**Written request:**
Report how many lines of these entries hold the string "this"; reply with the number alone.

**Source data:**
= = = = =
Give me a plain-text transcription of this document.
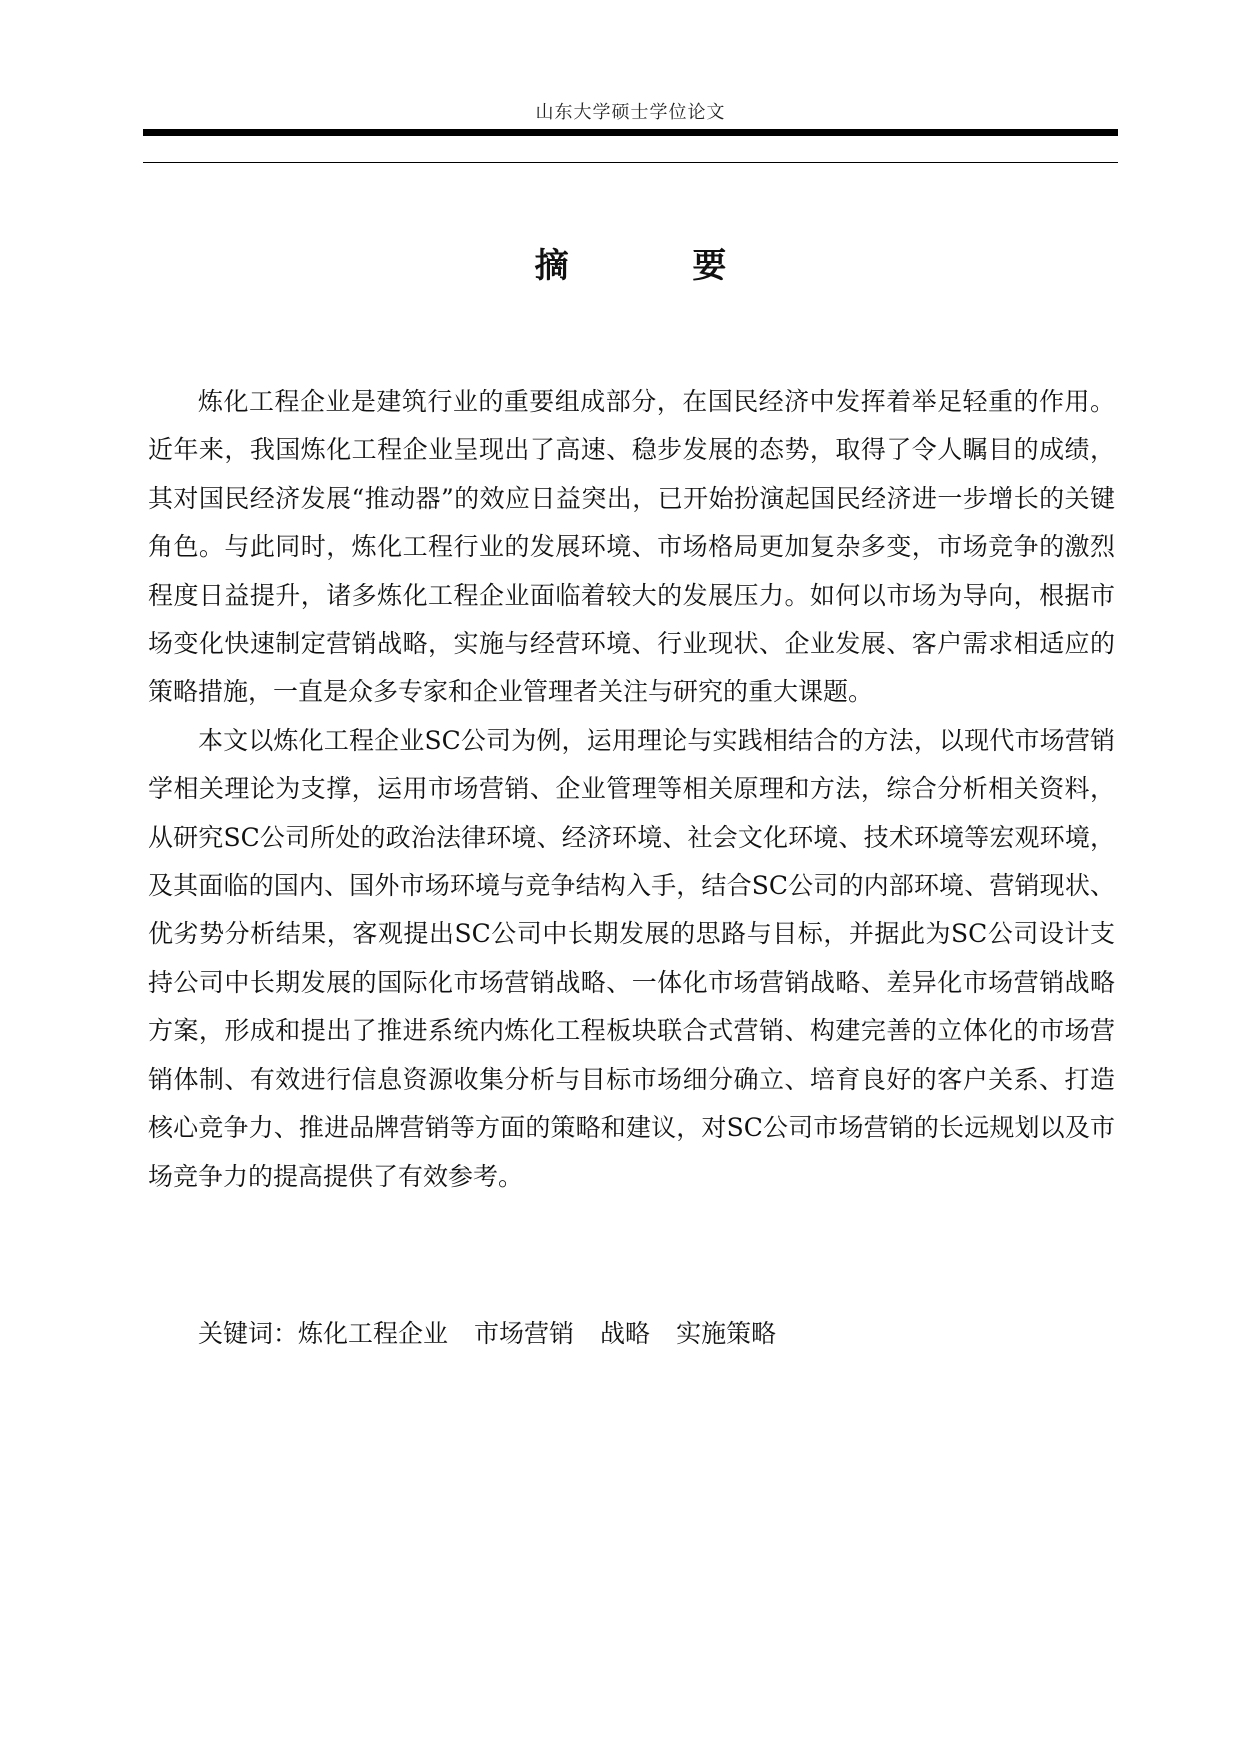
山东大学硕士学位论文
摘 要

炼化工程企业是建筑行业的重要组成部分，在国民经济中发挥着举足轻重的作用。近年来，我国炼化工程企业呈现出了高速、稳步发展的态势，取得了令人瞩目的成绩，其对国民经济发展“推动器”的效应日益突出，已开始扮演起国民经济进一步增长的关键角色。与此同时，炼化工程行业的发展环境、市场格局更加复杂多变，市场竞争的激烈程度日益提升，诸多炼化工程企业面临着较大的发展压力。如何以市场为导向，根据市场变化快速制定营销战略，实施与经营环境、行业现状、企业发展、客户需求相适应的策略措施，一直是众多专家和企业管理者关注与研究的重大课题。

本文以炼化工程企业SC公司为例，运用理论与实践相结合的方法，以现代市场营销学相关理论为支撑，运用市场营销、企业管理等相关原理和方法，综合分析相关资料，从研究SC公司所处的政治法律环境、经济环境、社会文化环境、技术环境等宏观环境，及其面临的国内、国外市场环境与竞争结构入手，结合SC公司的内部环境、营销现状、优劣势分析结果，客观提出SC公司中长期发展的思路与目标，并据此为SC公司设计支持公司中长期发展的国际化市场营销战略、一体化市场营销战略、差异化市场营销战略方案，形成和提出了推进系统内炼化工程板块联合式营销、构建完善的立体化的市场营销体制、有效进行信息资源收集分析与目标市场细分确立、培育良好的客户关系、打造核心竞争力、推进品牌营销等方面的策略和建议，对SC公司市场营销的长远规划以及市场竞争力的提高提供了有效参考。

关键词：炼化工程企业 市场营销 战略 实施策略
= = = = =
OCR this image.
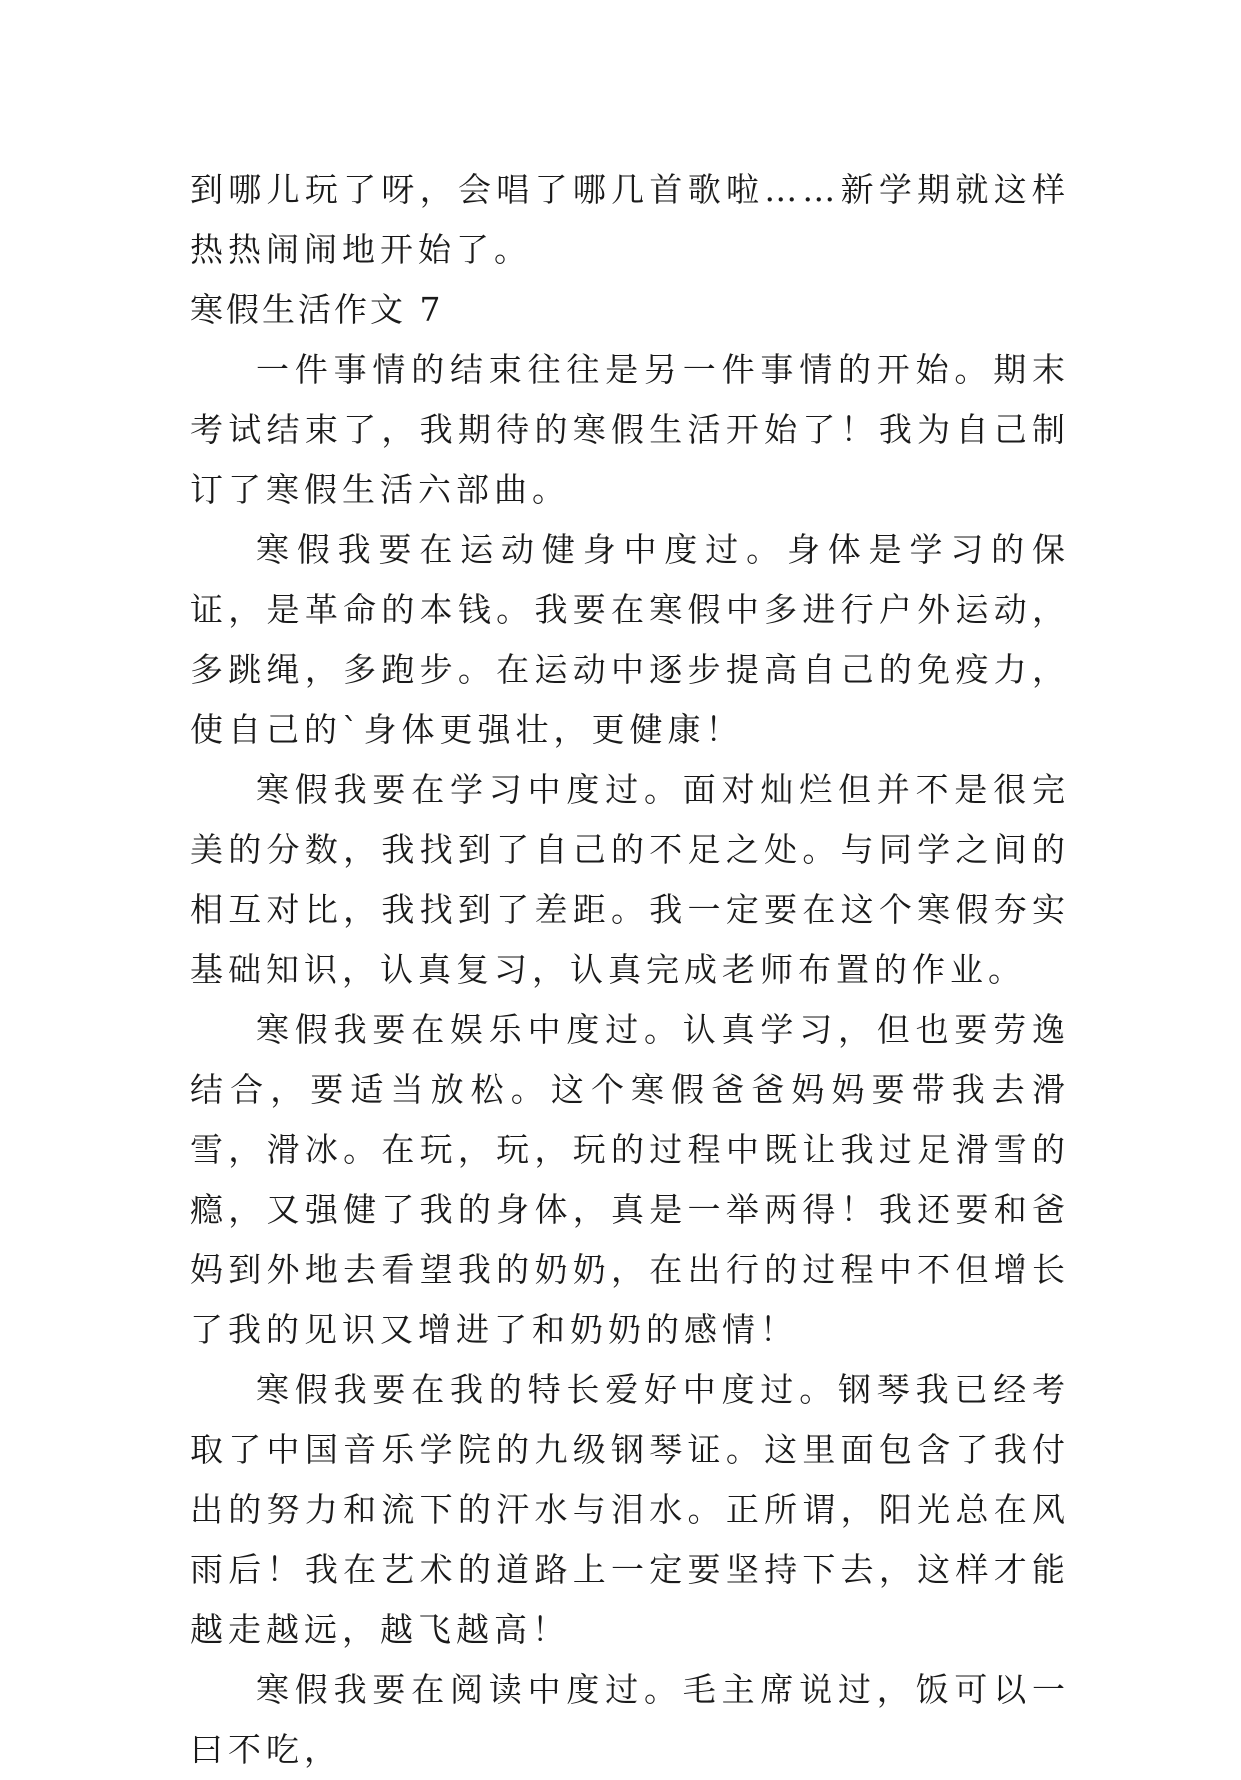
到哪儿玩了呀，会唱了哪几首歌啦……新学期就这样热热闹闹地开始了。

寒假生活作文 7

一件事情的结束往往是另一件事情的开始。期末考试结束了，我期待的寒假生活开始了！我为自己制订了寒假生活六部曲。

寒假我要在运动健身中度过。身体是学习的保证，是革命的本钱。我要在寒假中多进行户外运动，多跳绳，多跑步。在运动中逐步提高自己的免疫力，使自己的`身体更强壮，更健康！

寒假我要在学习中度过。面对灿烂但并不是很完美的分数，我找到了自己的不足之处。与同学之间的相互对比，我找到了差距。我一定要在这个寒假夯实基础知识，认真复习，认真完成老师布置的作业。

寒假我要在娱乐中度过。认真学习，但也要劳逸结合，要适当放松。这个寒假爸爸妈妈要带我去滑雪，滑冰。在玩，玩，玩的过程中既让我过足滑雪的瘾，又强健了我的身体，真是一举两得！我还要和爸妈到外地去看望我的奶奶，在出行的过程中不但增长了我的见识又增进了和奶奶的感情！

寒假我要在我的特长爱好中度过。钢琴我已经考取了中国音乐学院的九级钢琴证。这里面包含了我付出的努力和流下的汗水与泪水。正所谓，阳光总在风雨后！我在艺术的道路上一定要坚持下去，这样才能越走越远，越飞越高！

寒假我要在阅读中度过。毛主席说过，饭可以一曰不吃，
= = = = =
**Output below:**
2